─── EXTRACTED MATERIAL

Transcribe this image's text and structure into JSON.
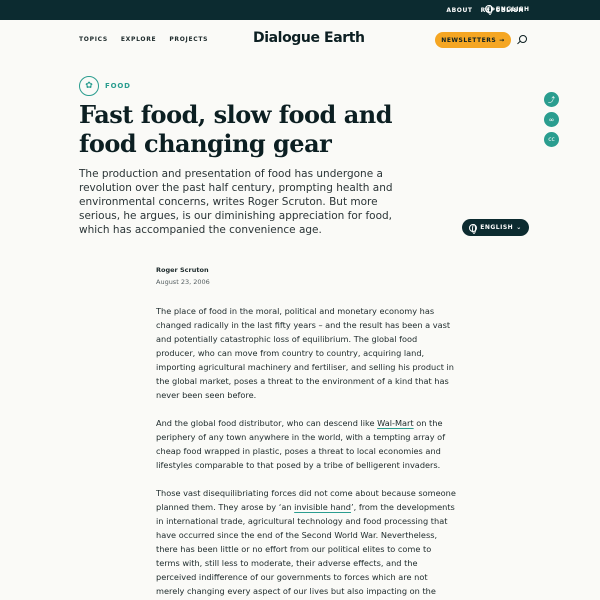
{
  "topbar": {
    "about": "ABOUT",
    "republish": "REPUBLISH",
    "language": "ENGLISH"
  },
  "nav": {
    "topics": "TOPICS",
    "explore": "EXPLORE",
    "projects": "PROJECTS",
    "newsletters": "NEWSLETTERS"
  },
  "brand": {
    "name": "Dialogue Earth"
  },
  "article": {
    "topic": "FOOD",
    "title": "Fast food, slow food and food changing gear",
    "standfirst": "The production and presentation of food has undergone a revolution over the past half century, prompting health and environmental concerns, writes Roger Scruton. But more serious, he argues, is our diminishing appreciation for food, which has accompanied the convenience age.",
    "language_pill": "ENGLISH",
    "author": "Roger Scruton",
    "date": "August 23, 2006",
    "p1": "The place of food in the moral, political and monetary economy has changed radically in the last fifty years – and the result has been a vast and potentially catastrophic loss of equilibrium. The global food producer, who can move from country to country, acquiring land, importing agricultural machinery and fertiliser, and selling his product in the global market, poses a threat to the environment of a kind that has never been seen before.",
    "p2_before": "And the global food distributor, who can descend like ",
    "p2_link": "Wal-Mart",
    "p2_after": " on the periphery of any town anywhere in the world, with a tempting array of cheap food wrapped in plastic, poses a threat to local economies and lifestyles comparable to that posed by a tribe of belligerent invaders.",
    "p3_before": "Those vast disequilibriating forces did not come about because someone planned them. They arose by ‘an ",
    "p3_link": "invisible hand",
    "p3_after": "’, from the developments in international trade, agricultural technology and food processing that have occurred since the end of the Second World War. Nevertheless, there has been little or no effort from our political elites to come to terms with, still less to moderate, their adverse effects, and the perceived indifference of our governments to forces which are not merely changing every aspect of our lives but also impacting on the"
  },
  "colors": {
    "dark": "#0c2b30",
    "accent": "#2a9d8f",
    "newsletter": "#f5a623"
  },
  "icons": {
    "share": "share-icon",
    "link": "link-icon",
    "license": "cc-icon",
    "search": "search-icon",
    "globe": "globe-icon",
    "topic": "food-icon"
  }
}
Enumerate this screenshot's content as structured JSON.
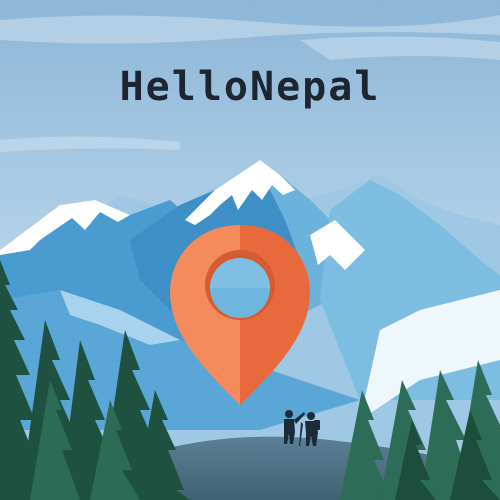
{
  "app": {
    "title": "HelloNepal"
  },
  "icons": {
    "location_pin": "map-pin-icon",
    "hikers": "hikers-illustration"
  },
  "colors": {
    "sky_top": "#8fb8d8",
    "sky_bottom": "#cfe3f0",
    "mountain_dark": "#3c8fc4",
    "mountain_mid": "#6ab3dc",
    "mountain_far": "#9bc9e6",
    "snow": "#ffffff",
    "pin_light": "#f58a5c",
    "pin_dark": "#e86a3c",
    "pine_dark": "#1e4d3b",
    "pine_mid": "#2f6a55",
    "title": "#1c2531"
  }
}
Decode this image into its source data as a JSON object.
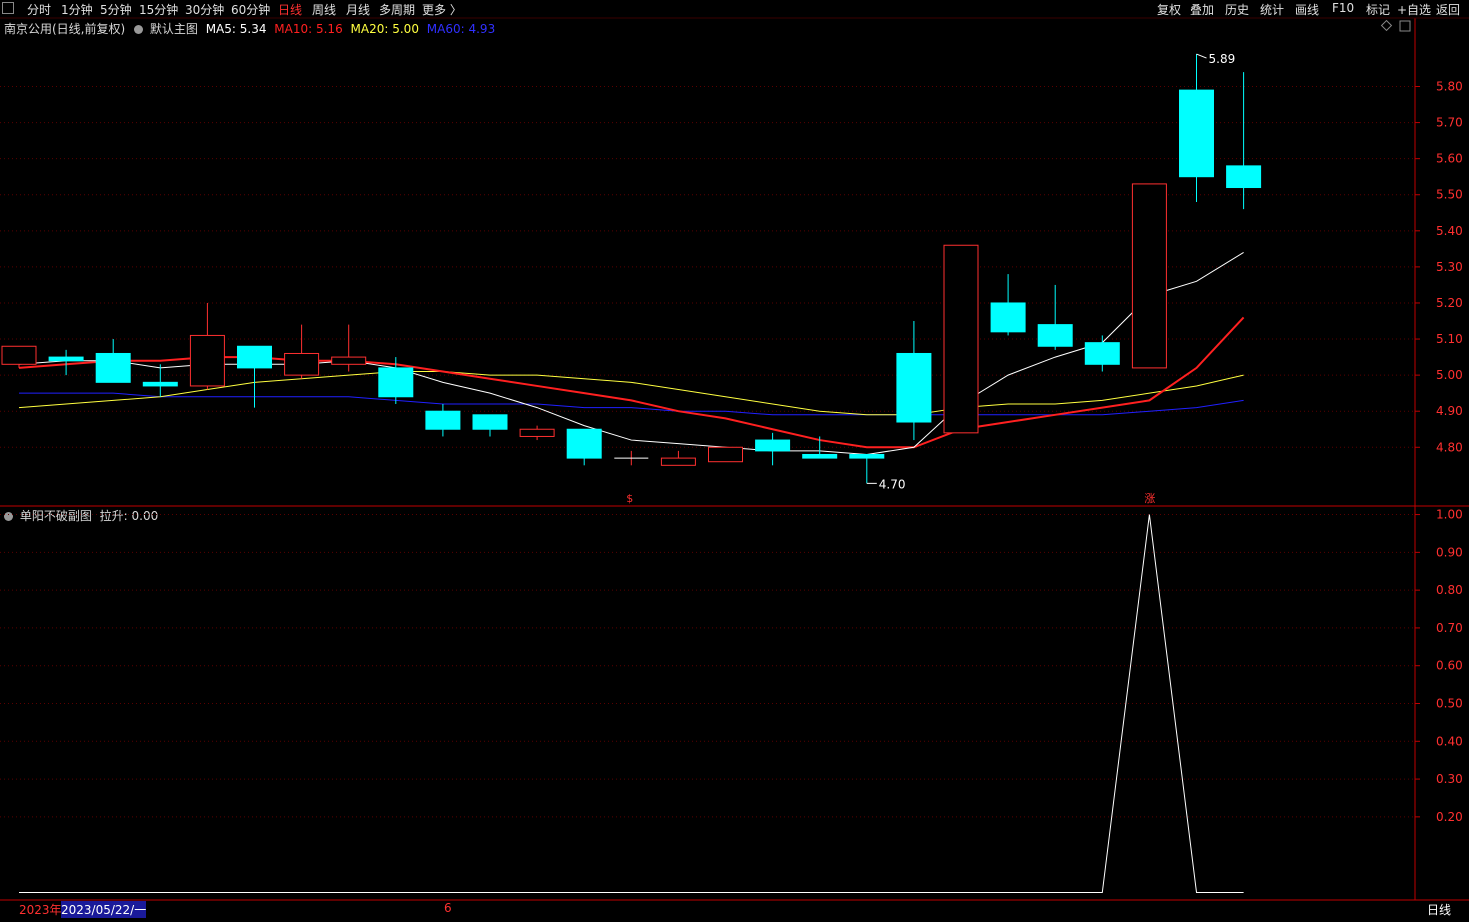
{
  "toolbar": {
    "periods": [
      "分时",
      "1分钟",
      "5分钟",
      "15分钟",
      "30分钟",
      "60分钟",
      "日线",
      "周线",
      "月线",
      "多周期",
      "更多 〉"
    ],
    "active_period": "日线",
    "right_buttons": [
      "复权",
      "叠加",
      "历史",
      "统计",
      "画线",
      "F10",
      "标记",
      "+自选",
      "返回"
    ]
  },
  "main_legend": {
    "stock": "南京公用(日线,前复权)",
    "indicator": "默认主图",
    "ma5": "MA5: 5.34",
    "ma10": "MA10: 5.16",
    "ma20": "MA20: 5.00",
    "ma60": "MA60: 4.93"
  },
  "sub_legend": {
    "name": "单阳不破副图",
    "value": "拉升: 0.00"
  },
  "colors": {
    "up": "#ff3030",
    "down": "#00ffff",
    "ma5": "#ffffff",
    "ma10": "#ff2020",
    "ma20": "#ffff40",
    "ma60": "#2020ff",
    "axis": "#c00000"
  },
  "footer": {
    "year": "2023年",
    "date": "2023/05/22/一",
    "month_mark": "6",
    "period": "日线"
  },
  "chart_data": [
    {
      "type": "candlestick",
      "y_ticks": [
        5.8,
        5.7,
        5.6,
        5.5,
        5.4,
        5.3,
        5.2,
        5.1,
        5.0,
        4.9,
        4.8
      ],
      "ylim": [
        4.64,
        5.94
      ],
      "candles": [
        {
          "o": 5.03,
          "h": 5.08,
          "l": 5.02,
          "c": 5.08
        },
        {
          "o": 5.05,
          "h": 5.07,
          "l": 5.0,
          "c": 5.04
        },
        {
          "o": 5.06,
          "h": 5.1,
          "l": 4.98,
          "c": 4.98
        },
        {
          "o": 4.98,
          "h": 5.03,
          "l": 4.94,
          "c": 4.97
        },
        {
          "o": 4.97,
          "h": 5.2,
          "l": 4.96,
          "c": 5.11
        },
        {
          "o": 5.08,
          "h": 5.08,
          "l": 4.91,
          "c": 5.02
        },
        {
          "o": 5.0,
          "h": 5.14,
          "l": 4.99,
          "c": 5.06
        },
        {
          "o": 5.03,
          "h": 5.14,
          "l": 5.01,
          "c": 5.05
        },
        {
          "o": 5.02,
          "h": 5.05,
          "l": 4.92,
          "c": 4.94
        },
        {
          "o": 4.9,
          "h": 4.92,
          "l": 4.83,
          "c": 4.85
        },
        {
          "o": 4.89,
          "h": 4.89,
          "l": 4.83,
          "c": 4.85
        },
        {
          "o": 4.83,
          "h": 4.86,
          "l": 4.82,
          "c": 4.85
        },
        {
          "o": 4.85,
          "h": 4.85,
          "l": 4.75,
          "c": 4.77
        },
        {
          "o": 4.77,
          "h": 4.79,
          "l": 4.75,
          "c": 4.77
        },
        {
          "o": 4.75,
          "h": 4.79,
          "l": 4.75,
          "c": 4.77
        },
        {
          "o": 4.76,
          "h": 4.8,
          "l": 4.76,
          "c": 4.8
        },
        {
          "o": 4.82,
          "h": 4.84,
          "l": 4.75,
          "c": 4.79
        },
        {
          "o": 4.78,
          "h": 4.83,
          "l": 4.77,
          "c": 4.77
        },
        {
          "o": 4.78,
          "h": 4.78,
          "l": 4.7,
          "c": 4.77
        },
        {
          "o": 5.06,
          "h": 5.15,
          "l": 4.82,
          "c": 4.87
        },
        {
          "o": 4.84,
          "h": 5.36,
          "l": 4.84,
          "c": 5.36
        },
        {
          "o": 5.2,
          "h": 5.28,
          "l": 5.11,
          "c": 5.12
        },
        {
          "o": 5.14,
          "h": 5.25,
          "l": 5.07,
          "c": 5.08
        },
        {
          "o": 5.09,
          "h": 5.11,
          "l": 5.01,
          "c": 5.03
        },
        {
          "o": 5.02,
          "h": 5.53,
          "l": 5.02,
          "c": 5.53
        },
        {
          "o": 5.79,
          "h": 5.89,
          "l": 5.48,
          "c": 5.55
        },
        {
          "o": 5.58,
          "h": 5.84,
          "l": 5.46,
          "c": 5.52
        }
      ],
      "ma5": [
        5.03,
        5.04,
        5.04,
        5.02,
        5.03,
        5.03,
        5.03,
        5.04,
        5.02,
        4.98,
        4.95,
        4.91,
        4.86,
        4.82,
        4.81,
        4.8,
        4.79,
        4.79,
        4.78,
        4.8,
        4.92,
        5.0,
        5.05,
        5.09,
        5.22,
        5.26,
        5.34
      ],
      "ma10": [
        5.02,
        5.03,
        5.04,
        5.04,
        5.05,
        5.05,
        5.04,
        5.04,
        5.03,
        5.01,
        4.99,
        4.97,
        4.95,
        4.93,
        4.9,
        4.88,
        4.85,
        4.82,
        4.8,
        4.8,
        4.85,
        4.87,
        4.89,
        4.91,
        4.93,
        5.02,
        5.16
      ],
      "ma20": [
        4.91,
        4.92,
        4.93,
        4.94,
        4.96,
        4.98,
        4.99,
        5.0,
        5.01,
        5.01,
        5.0,
        5.0,
        4.99,
        4.98,
        4.96,
        4.94,
        4.92,
        4.9,
        4.89,
        4.89,
        4.91,
        4.92,
        4.92,
        4.93,
        4.95,
        4.97,
        5.0
      ],
      "ma60": [
        4.95,
        4.95,
        4.95,
        4.94,
        4.94,
        4.94,
        4.94,
        4.94,
        4.93,
        4.92,
        4.92,
        4.92,
        4.91,
        4.91,
        4.9,
        4.9,
        4.89,
        4.89,
        4.89,
        4.89,
        4.89,
        4.89,
        4.89,
        4.89,
        4.9,
        4.91,
        4.93
      ],
      "high_label": "5.89",
      "low_label": "4.70",
      "markers": [
        {
          "index": 13,
          "text": "$"
        },
        {
          "index": 24,
          "text": "涨"
        }
      ]
    },
    {
      "type": "line",
      "name": "拉升",
      "y_ticks": [
        1.0,
        0.9,
        0.8,
        0.7,
        0.6,
        0.5,
        0.4,
        0.3,
        0.2
      ],
      "ylim": [
        -0.02,
        1.02
      ],
      "values": [
        0,
        0,
        0,
        0,
        0,
        0,
        0,
        0,
        0,
        0,
        0,
        0,
        0,
        0,
        0,
        0,
        0,
        0,
        0,
        0,
        0,
        0,
        0,
        0,
        1,
        0,
        0
      ]
    }
  ]
}
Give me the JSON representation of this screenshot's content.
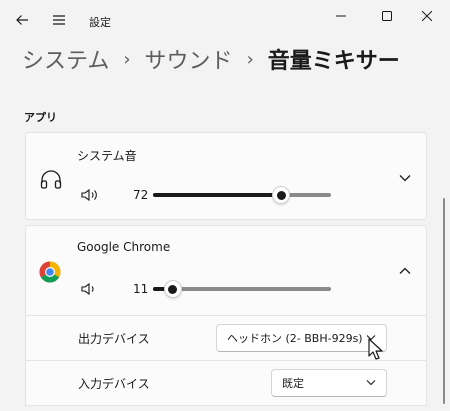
{
  "window": {
    "title": "設定"
  },
  "breadcrumb": {
    "items": [
      "システム",
      "サウンド",
      "音量ミキサー"
    ],
    "separator": "›"
  },
  "section": {
    "apps_label": "アプリ"
  },
  "apps": [
    {
      "name": "システム音",
      "icon": "headphones-icon",
      "volume": 72,
      "volume_text": "72",
      "expanded": false
    },
    {
      "name": "Google Chrome",
      "icon": "chrome-icon",
      "volume": 11,
      "volume_text": "11",
      "expanded": true,
      "output_device_label": "出力デバイス",
      "output_device_value": "ヘッドホン (2- BBH-929s)",
      "input_device_label": "入力デバイス",
      "input_device_value": "既定"
    }
  ],
  "colors": {
    "background": "#f3f3f3",
    "card": "#fbfbfb",
    "text": "#1a1a1a",
    "slider_fill": "#1a1a1a",
    "slider_track": "#8a8a8a"
  }
}
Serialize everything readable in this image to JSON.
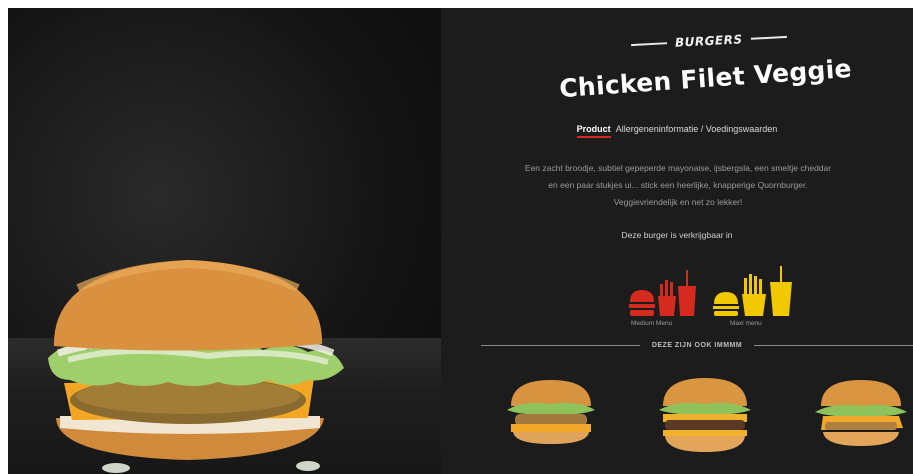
{
  "product": {
    "category": "BURGERS",
    "title": "Chicken Filet Veggie",
    "tabs": [
      {
        "label": "Product",
        "active": true
      },
      {
        "label": "Allergeneninformatie / Voedingswaarden",
        "active": false
      }
    ],
    "description": "Een zacht broodje, subtiel gepeperde mayonaise, ijsbergsla, een smeltje cheddar en een paar stukjes ui... stick een heerlijke, knapperige Quornburger. Veggievriendelijk en net zo lekker!",
    "availability_text": "Deze burger is verkrijgbaar in"
  },
  "menus": [
    {
      "label": "Medium Menu",
      "color": "#d52b1e",
      "icon": "burger-fries-drink-icon"
    },
    {
      "label": "Maxi menu",
      "color": "#f2c800",
      "icon": "burger-fries-drink-icon"
    }
  ],
  "related": {
    "heading": "DEZE ZIJN OOK IMMMM",
    "items": [
      {
        "name": "",
        "icon": "chicken-burger-image"
      },
      {
        "name": "",
        "icon": "double-burger-image"
      },
      {
        "name": "",
        "icon": "cheese-burger-image"
      }
    ]
  },
  "colors": {
    "accent_red": "#d52b1e",
    "accent_yellow": "#f2c800",
    "panel_bg": "#1c1c1c"
  }
}
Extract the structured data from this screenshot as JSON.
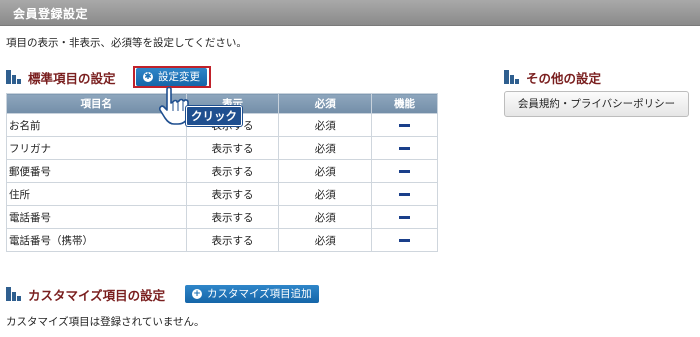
{
  "header": {
    "title": "会員登録設定"
  },
  "description": "項目の表示・非表示、必須等を設定してください。",
  "standard": {
    "title": "標準項目の設定",
    "settings_button": "設定変更",
    "columns": [
      "項目名",
      "表示",
      "必須",
      "機能"
    ],
    "rows": [
      {
        "name": "お名前",
        "display": "表示する",
        "required": "必須"
      },
      {
        "name": "フリガナ",
        "display": "表示する",
        "required": "必須"
      },
      {
        "name": "郵便番号",
        "display": "表示する",
        "required": "必須"
      },
      {
        "name": "住所",
        "display": "表示する",
        "required": "必須"
      },
      {
        "name": "電話番号",
        "display": "表示する",
        "required": "必須"
      },
      {
        "name": "電話番号（携帯）",
        "display": "表示する",
        "required": "必須"
      }
    ]
  },
  "annotation": {
    "click_label": "クリック"
  },
  "other": {
    "title": "その他の設定",
    "terms_button": "会員規約・プライバシーポリシー"
  },
  "custom": {
    "title": "カスタマイズ項目の設定",
    "add_button": "カスタマイズ項目追加",
    "empty_message": "カスタマイズ項目は登録されていません。"
  },
  "colors": {
    "accent": "#1565a8",
    "section_title": "#7a1f1f",
    "highlight": "#c0212a"
  }
}
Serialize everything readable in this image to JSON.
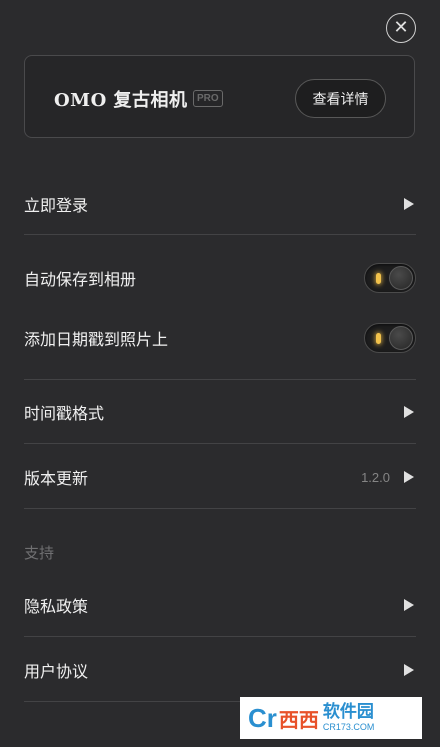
{
  "close_icon": "✕",
  "pro_card": {
    "brand": "OMO 复古相机",
    "badge": "PRO",
    "details_button": "查看详情"
  },
  "menu": {
    "login": "立即登录",
    "auto_save": "自动保存到相册",
    "add_date": "添加日期戳到照片上",
    "timestamp_format": "时间戳格式",
    "version_update": "版本更新",
    "version_value": "1.2.0"
  },
  "toggles": {
    "auto_save_on": true,
    "add_date_on": true,
    "accent_color": "#f2c24b"
  },
  "support_section": {
    "title": "支持",
    "privacy": "隐私政策",
    "user_agreement": "用户协议"
  },
  "watermark": {
    "logo": "Cr",
    "mid": "西西",
    "name": "软件园",
    "url": "CR173.COM"
  }
}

──────

#### REQUEST:
Search the records above for the string "true". Copy every line that contains it.

#### SOLUTION FOR THIS PROBLEM:
      "expanded": true,
        "active": true
    "auto_save_on": true,
    "add_date_on": true,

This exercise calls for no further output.